Task:
Return all the data below as it stands, minus the pictures.

***** Source data

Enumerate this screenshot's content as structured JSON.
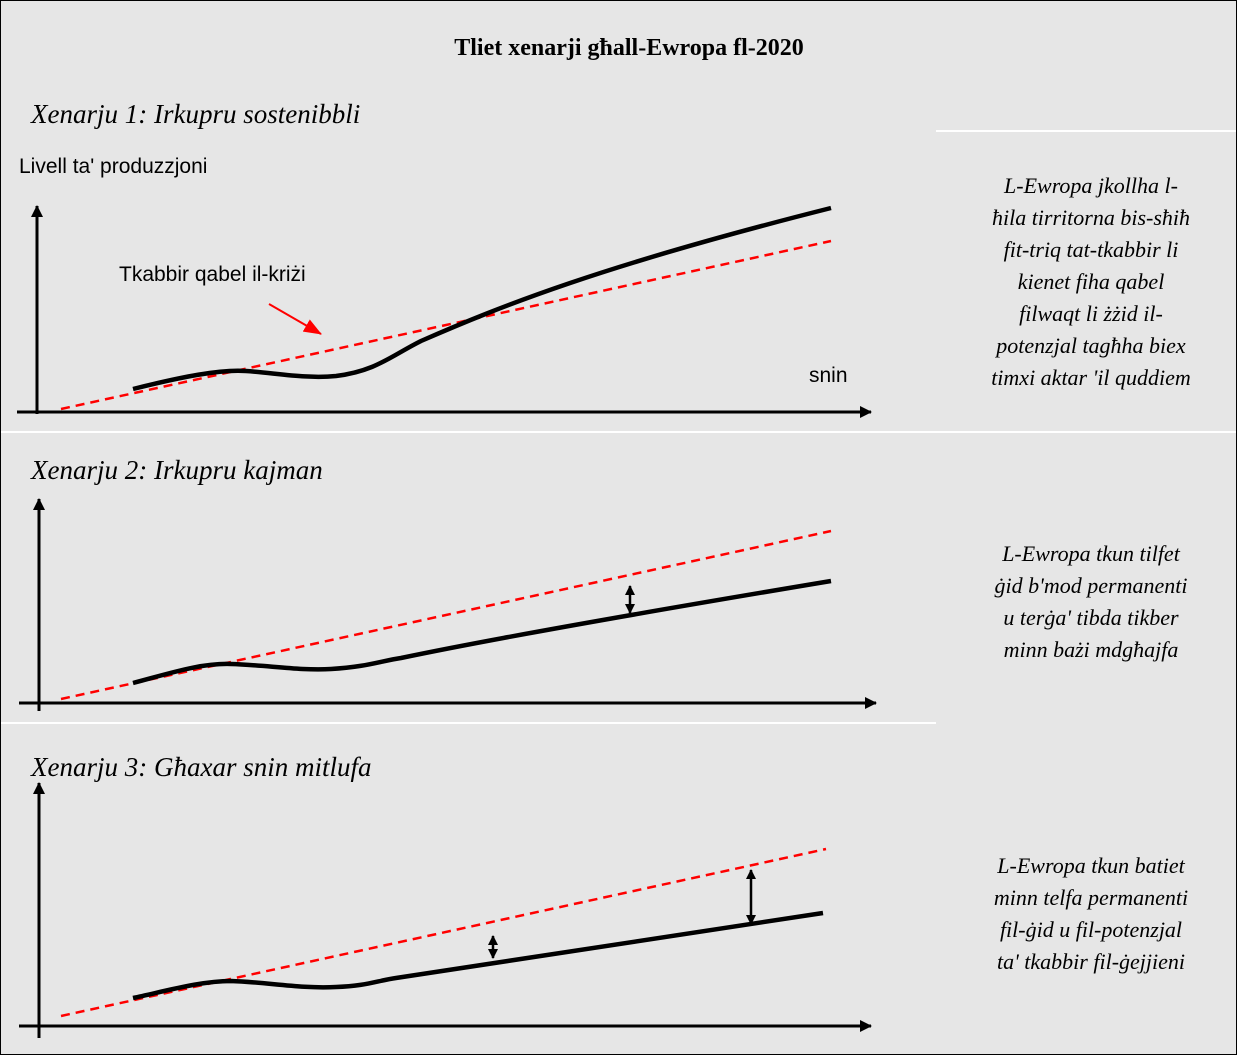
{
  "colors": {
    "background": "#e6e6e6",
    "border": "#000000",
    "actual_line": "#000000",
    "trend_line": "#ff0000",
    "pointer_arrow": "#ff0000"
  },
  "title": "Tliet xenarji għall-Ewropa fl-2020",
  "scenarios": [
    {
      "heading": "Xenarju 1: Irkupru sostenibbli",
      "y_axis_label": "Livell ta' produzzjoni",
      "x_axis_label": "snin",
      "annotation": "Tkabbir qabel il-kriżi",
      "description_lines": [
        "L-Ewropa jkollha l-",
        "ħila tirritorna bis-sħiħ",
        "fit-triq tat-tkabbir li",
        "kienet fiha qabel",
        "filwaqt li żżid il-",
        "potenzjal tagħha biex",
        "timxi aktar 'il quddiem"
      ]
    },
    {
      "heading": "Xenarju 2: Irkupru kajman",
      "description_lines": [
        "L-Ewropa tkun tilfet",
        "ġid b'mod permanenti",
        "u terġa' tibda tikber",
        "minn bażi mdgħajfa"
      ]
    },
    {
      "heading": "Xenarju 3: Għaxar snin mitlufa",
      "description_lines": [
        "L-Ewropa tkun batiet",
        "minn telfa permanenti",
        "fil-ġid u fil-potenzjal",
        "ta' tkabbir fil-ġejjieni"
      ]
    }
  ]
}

**********

Response to the task:
Enumerate this screenshot's content as structured JSON.
{
  "colors": {
    "background": "#e6e6e6",
    "border": "#000000",
    "actual_line": "#000000",
    "trend_line": "#ff0000",
    "pointer_arrow": "#ff0000"
  },
  "title": "Tliet xenarji għall-Ewropa fl-2020",
  "scenarios": [
    {
      "heading": "Xenarju 1: Irkupru sostenibbli",
      "y_axis_label": "Livell ta' produzzjoni",
      "x_axis_label": "snin",
      "annotation": "Tkabbir qabel il-kriżi",
      "description_lines": [
        "L-Ewropa jkollha l-",
        "ħila tirritorna bis-sħiħ",
        "fit-triq tat-tkabbir li",
        "kienet fiha qabel",
        "filwaqt li żżid il-",
        "potenzjal tagħha biex",
        "timxi aktar 'il quddiem"
      ]
    },
    {
      "heading": "Xenarju 2: Irkupru kajman",
      "description_lines": [
        "L-Ewropa tkun tilfet",
        "ġid b'mod permanenti",
        "u terġa' tibda tikber",
        "minn bażi mdgħajfa"
      ]
    },
    {
      "heading": "Xenarju 3: Għaxar snin mitlufa",
      "description_lines": [
        "L-Ewropa tkun batiet",
        "minn telfa permanenti",
        "fil-ġid u fil-potenzjal",
        "ta' tkabbir fil-ġejjieni"
      ]
    }
  ]
}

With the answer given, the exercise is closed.